··· Exercise data ···

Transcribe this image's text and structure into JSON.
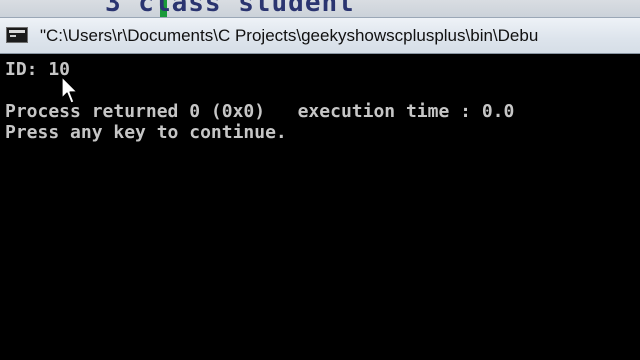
{
  "window": {
    "title": "\"C:\\Users\\r\\Documents\\C Projects\\geekyshowscplusplus\\bin\\Debu"
  },
  "background": {
    "code_fragment": "3   class student"
  },
  "console": {
    "lines": [
      "ID: 10",
      "Process returned 0 (0x0)   execution time : 0.0",
      "Press any key to continue."
    ]
  },
  "icons": {
    "app": "console-app-icon",
    "pointer": "mouse-pointer-icon"
  },
  "colors": {
    "console_background": "#000000",
    "console_text": "#c6c6c6",
    "titlebar": "#dde4ec",
    "code_keyword": "#2a3470"
  }
}
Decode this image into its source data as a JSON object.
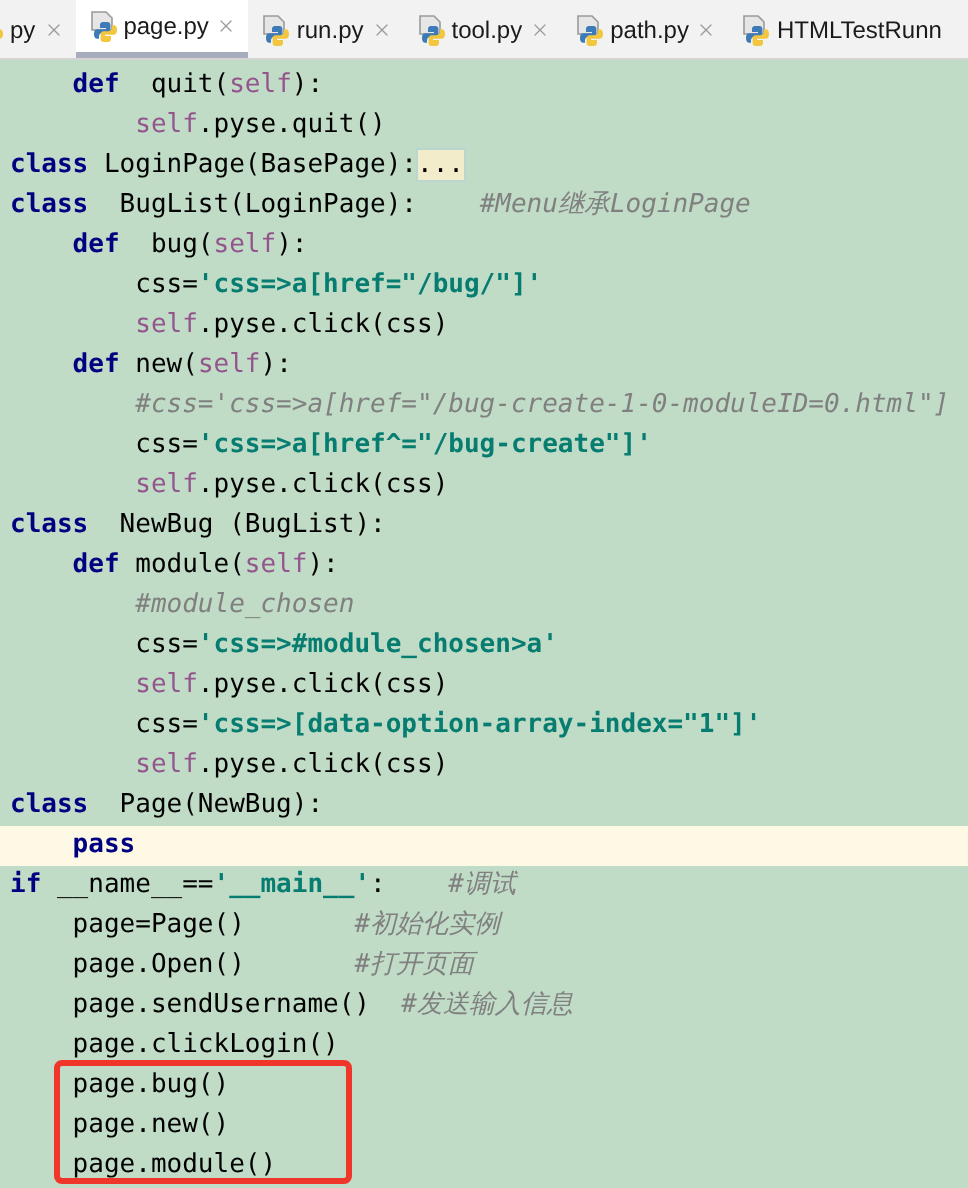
{
  "tabs": [
    {
      "label": "py",
      "selected": false,
      "closable": true
    },
    {
      "label": "page.py",
      "selected": true,
      "closable": true
    },
    {
      "label": "run.py",
      "selected": false,
      "closable": true
    },
    {
      "label": "tool.py",
      "selected": false,
      "closable": true
    },
    {
      "label": "path.py",
      "selected": false,
      "closable": true
    },
    {
      "label": "HTMLTestRunn",
      "selected": false,
      "closable": false
    }
  ],
  "lines": [
    {
      "current": false,
      "boxed": false,
      "tokens": [
        {
          "kind": "keyword",
          "text": "    def"
        },
        {
          "kind": "plain",
          "text": "  quit("
        },
        {
          "kind": "self",
          "text": "self"
        },
        {
          "kind": "plain",
          "text": "):"
        }
      ]
    },
    {
      "current": false,
      "boxed": false,
      "tokens": [
        {
          "kind": "self",
          "text": "        self"
        },
        {
          "kind": "plain",
          "text": ".pyse.quit()"
        }
      ]
    },
    {
      "current": false,
      "boxed": false,
      "tokens": [
        {
          "kind": "keyword",
          "text": "class"
        },
        {
          "kind": "plain",
          "text": " LoginPage(BasePage):"
        },
        {
          "kind": "fold",
          "text": "..."
        }
      ]
    },
    {
      "current": false,
      "boxed": false,
      "tokens": [
        {
          "kind": "keyword",
          "text": "class"
        },
        {
          "kind": "plain",
          "text": "  BugList(LoginPage):    "
        },
        {
          "kind": "comment",
          "text": "#Menu继承LoginPage"
        }
      ]
    },
    {
      "current": false,
      "boxed": false,
      "tokens": [
        {
          "kind": "keyword",
          "text": "    def"
        },
        {
          "kind": "plain",
          "text": "  bug("
        },
        {
          "kind": "self",
          "text": "self"
        },
        {
          "kind": "plain",
          "text": "):"
        }
      ]
    },
    {
      "current": false,
      "boxed": false,
      "tokens": [
        {
          "kind": "plain",
          "text": "        css="
        },
        {
          "kind": "string",
          "text": "'css=>a[href=\"/bug/\"]'"
        }
      ]
    },
    {
      "current": false,
      "boxed": false,
      "tokens": [
        {
          "kind": "self",
          "text": "        self"
        },
        {
          "kind": "plain",
          "text": ".pyse.click(css)"
        }
      ]
    },
    {
      "current": false,
      "boxed": false,
      "tokens": [
        {
          "kind": "keyword",
          "text": "    def"
        },
        {
          "kind": "plain",
          "text": " new("
        },
        {
          "kind": "self",
          "text": "self"
        },
        {
          "kind": "plain",
          "text": "):"
        }
      ]
    },
    {
      "current": false,
      "boxed": false,
      "tokens": [
        {
          "kind": "comment",
          "text": "        #css='css=>a[href=\"/bug-create-1-0-moduleID=0.html\"]"
        }
      ]
    },
    {
      "current": false,
      "boxed": false,
      "tokens": [
        {
          "kind": "plain",
          "text": "        css="
        },
        {
          "kind": "string",
          "text": "'css=>a[href^=\"/bug-create\"]'"
        }
      ]
    },
    {
      "current": false,
      "boxed": false,
      "tokens": [
        {
          "kind": "self",
          "text": "        self"
        },
        {
          "kind": "plain",
          "text": ".pyse.click(css)"
        }
      ]
    },
    {
      "current": false,
      "boxed": false,
      "tokens": [
        {
          "kind": "keyword",
          "text": "class"
        },
        {
          "kind": "plain",
          "text": "  NewBug (BugList):"
        }
      ]
    },
    {
      "current": false,
      "boxed": false,
      "tokens": [
        {
          "kind": "keyword",
          "text": "    def"
        },
        {
          "kind": "plain",
          "text": " module("
        },
        {
          "kind": "self",
          "text": "self"
        },
        {
          "kind": "plain",
          "text": "):"
        }
      ]
    },
    {
      "current": false,
      "boxed": false,
      "tokens": [
        {
          "kind": "comment",
          "text": "        #module_chosen"
        }
      ]
    },
    {
      "current": false,
      "boxed": false,
      "tokens": [
        {
          "kind": "plain",
          "text": "        css="
        },
        {
          "kind": "string",
          "text": "'css=>#module_chosen>a'"
        }
      ]
    },
    {
      "current": false,
      "boxed": false,
      "tokens": [
        {
          "kind": "self",
          "text": "        self"
        },
        {
          "kind": "plain",
          "text": ".pyse.click(css)"
        }
      ]
    },
    {
      "current": false,
      "boxed": false,
      "tokens": [
        {
          "kind": "plain",
          "text": "        css="
        },
        {
          "kind": "string",
          "text": "'css=>[data-option-array-index=\"1\"]'"
        }
      ]
    },
    {
      "current": false,
      "boxed": false,
      "tokens": [
        {
          "kind": "self",
          "text": "        self"
        },
        {
          "kind": "plain",
          "text": ".pyse.click(css)"
        }
      ]
    },
    {
      "current": false,
      "boxed": false,
      "tokens": [
        {
          "kind": "keyword",
          "text": "class"
        },
        {
          "kind": "plain",
          "text": "  Page(NewBug):"
        }
      ]
    },
    {
      "current": true,
      "boxed": false,
      "tokens": [
        {
          "kind": "keyword",
          "text": "    pass"
        }
      ]
    },
    {
      "current": false,
      "boxed": false,
      "tokens": [
        {
          "kind": "keyword",
          "text": "if"
        },
        {
          "kind": "plain",
          "text": " __name__=="
        },
        {
          "kind": "string",
          "text": "'__main__'"
        },
        {
          "kind": "plain",
          "text": ":    "
        },
        {
          "kind": "comment",
          "text": "#调试"
        }
      ]
    },
    {
      "current": false,
      "boxed": false,
      "tokens": [
        {
          "kind": "plain",
          "text": "    page=Page()       "
        },
        {
          "kind": "comment",
          "text": "#初始化实例"
        }
      ]
    },
    {
      "current": false,
      "boxed": false,
      "tokens": [
        {
          "kind": "plain",
          "text": "    page.Open()       "
        },
        {
          "kind": "comment",
          "text": "#打开页面"
        }
      ]
    },
    {
      "current": false,
      "boxed": false,
      "tokens": [
        {
          "kind": "plain",
          "text": "    page.sendUsername()  "
        },
        {
          "kind": "comment",
          "text": "#发送输入信息"
        }
      ]
    },
    {
      "current": false,
      "boxed": false,
      "tokens": [
        {
          "kind": "plain",
          "text": "    page.clickLogin()"
        }
      ]
    },
    {
      "current": false,
      "boxed": true,
      "tokens": [
        {
          "kind": "plain",
          "text": "    page.bug()"
        }
      ]
    },
    {
      "current": false,
      "boxed": true,
      "tokens": [
        {
          "kind": "plain",
          "text": "    page.new()"
        }
      ]
    },
    {
      "current": false,
      "boxed": true,
      "tokens": [
        {
          "kind": "plain",
          "text": "    page.module()"
        }
      ]
    }
  ]
}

···

- Requirement: For the entries above, state how many lines contain the word "href". Provide the number by itself.

- Output of the task: 3